(Dataset records)
** Start **
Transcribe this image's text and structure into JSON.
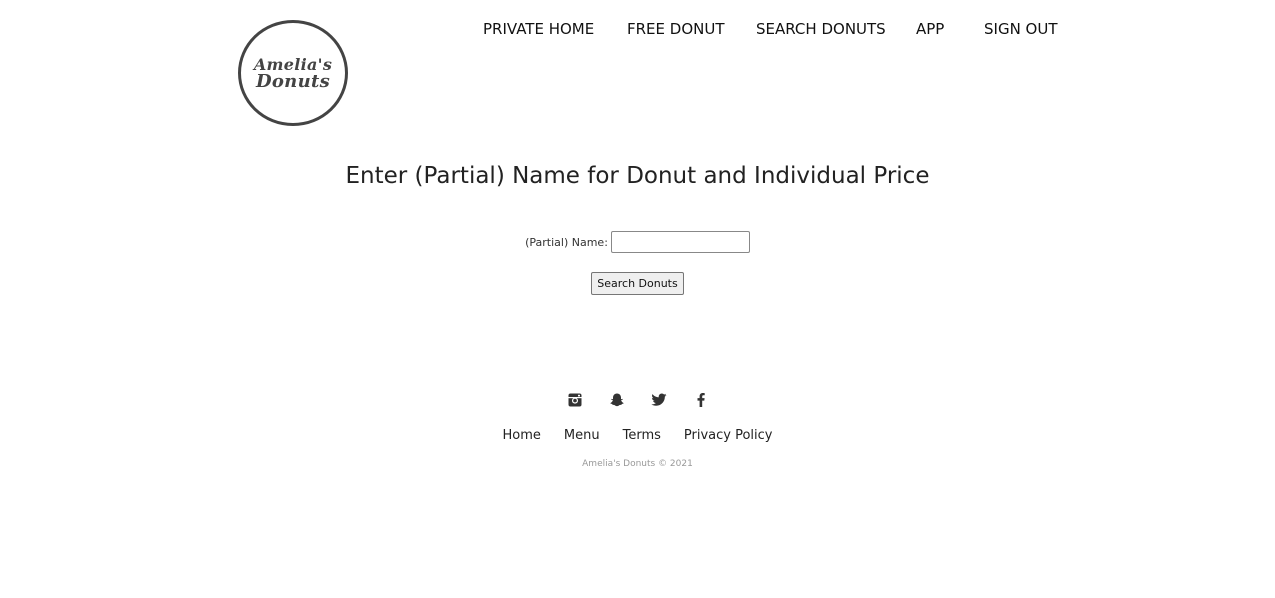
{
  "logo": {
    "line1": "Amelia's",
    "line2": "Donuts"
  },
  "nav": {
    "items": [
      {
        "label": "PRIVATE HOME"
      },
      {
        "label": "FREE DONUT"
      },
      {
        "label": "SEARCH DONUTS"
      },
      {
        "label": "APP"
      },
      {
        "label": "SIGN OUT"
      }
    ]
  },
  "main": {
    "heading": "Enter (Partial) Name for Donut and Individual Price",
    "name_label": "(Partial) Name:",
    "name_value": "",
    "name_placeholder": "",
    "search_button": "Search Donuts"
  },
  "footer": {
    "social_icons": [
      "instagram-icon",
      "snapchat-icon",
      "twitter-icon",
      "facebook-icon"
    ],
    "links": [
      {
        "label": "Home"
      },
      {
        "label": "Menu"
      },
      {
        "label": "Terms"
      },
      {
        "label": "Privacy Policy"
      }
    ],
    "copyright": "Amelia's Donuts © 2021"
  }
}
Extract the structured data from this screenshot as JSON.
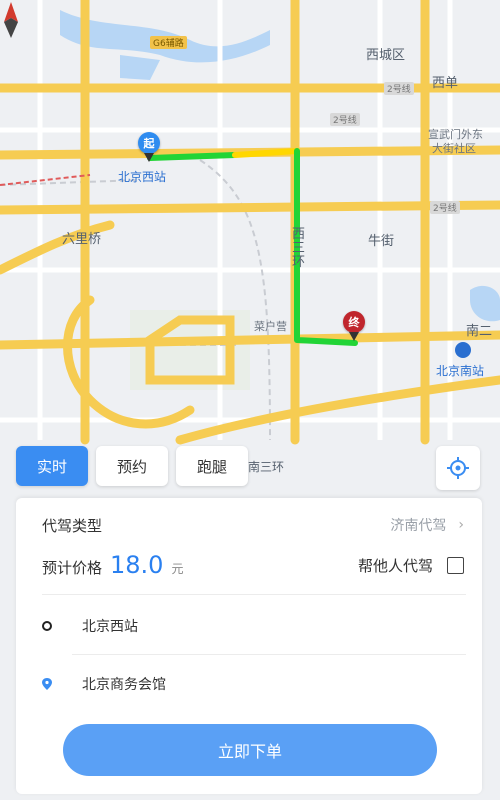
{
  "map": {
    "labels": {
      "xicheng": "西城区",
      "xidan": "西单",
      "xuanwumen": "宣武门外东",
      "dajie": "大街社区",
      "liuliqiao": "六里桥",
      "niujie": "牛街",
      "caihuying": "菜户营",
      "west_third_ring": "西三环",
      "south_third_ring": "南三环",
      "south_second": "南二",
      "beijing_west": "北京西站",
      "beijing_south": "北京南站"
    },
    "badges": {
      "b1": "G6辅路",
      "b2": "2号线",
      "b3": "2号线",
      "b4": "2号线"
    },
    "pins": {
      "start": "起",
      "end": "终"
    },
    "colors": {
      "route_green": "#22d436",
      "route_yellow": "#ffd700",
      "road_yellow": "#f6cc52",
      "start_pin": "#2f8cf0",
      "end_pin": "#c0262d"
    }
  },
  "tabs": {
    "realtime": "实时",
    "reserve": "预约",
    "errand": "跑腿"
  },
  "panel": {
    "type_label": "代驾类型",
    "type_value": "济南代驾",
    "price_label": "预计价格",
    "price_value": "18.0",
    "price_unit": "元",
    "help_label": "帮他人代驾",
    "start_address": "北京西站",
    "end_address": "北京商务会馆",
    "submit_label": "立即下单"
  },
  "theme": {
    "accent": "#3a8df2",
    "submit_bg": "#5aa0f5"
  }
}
** End **
Copy out the records above in full, exactly as written, but not the pictures.

Transcribe this image's text and structure into JSON.
{
  "logo": {
    "line1": "Amelia's",
    "line2": "Donuts"
  },
  "nav": {
    "items": [
      {
        "label": "PRIVATE HOME"
      },
      {
        "label": "FREE DONUT"
      },
      {
        "label": "SEARCH DONUTS"
      },
      {
        "label": "APP"
      },
      {
        "label": "SIGN OUT"
      }
    ]
  },
  "main": {
    "heading": "Enter (Partial) Name for Donut and Individual Price",
    "name_label": "(Partial) Name:",
    "name_value": "",
    "name_placeholder": "",
    "search_button": "Search Donuts"
  },
  "footer": {
    "social_icons": [
      "instagram-icon",
      "snapchat-icon",
      "twitter-icon",
      "facebook-icon"
    ],
    "links": [
      {
        "label": "Home"
      },
      {
        "label": "Menu"
      },
      {
        "label": "Terms"
      },
      {
        "label": "Privacy Policy"
      }
    ],
    "copyright": "Amelia's Donuts © 2021"
  }
}
Extract the structured data from this screenshot as JSON.
{
  "map": {
    "labels": {
      "xicheng": "西城区",
      "xidan": "西单",
      "xuanwumen": "宣武门外东",
      "dajie": "大街社区",
      "liuliqiao": "六里桥",
      "niujie": "牛街",
      "caihuying": "菜户营",
      "west_third_ring": "西三环",
      "south_third_ring": "南三环",
      "south_second": "南二",
      "beijing_west": "北京西站",
      "beijing_south": "北京南站"
    },
    "badges": {
      "b1": "G6辅路",
      "b2": "2号线",
      "b3": "2号线",
      "b4": "2号线"
    },
    "pins": {
      "start": "起",
      "end": "终"
    },
    "colors": {
      "route_green": "#22d436",
      "route_yellow": "#ffd700",
      "road_yellow": "#f6cc52",
      "start_pin": "#2f8cf0",
      "end_pin": "#c0262d"
    }
  },
  "tabs": {
    "realtime": "实时",
    "reserve": "预约",
    "errand": "跑腿"
  },
  "panel": {
    "type_label": "代驾类型",
    "type_value": "济南代驾",
    "price_label": "预计价格",
    "price_value": "18.0",
    "price_unit": "元",
    "help_label": "帮他人代驾",
    "start_address": "北京西站",
    "end_address": "北京商务会馆",
    "submit_label": "立即下单"
  },
  "theme": {
    "accent": "#3a8df2",
    "submit_bg": "#5aa0f5"
  }
}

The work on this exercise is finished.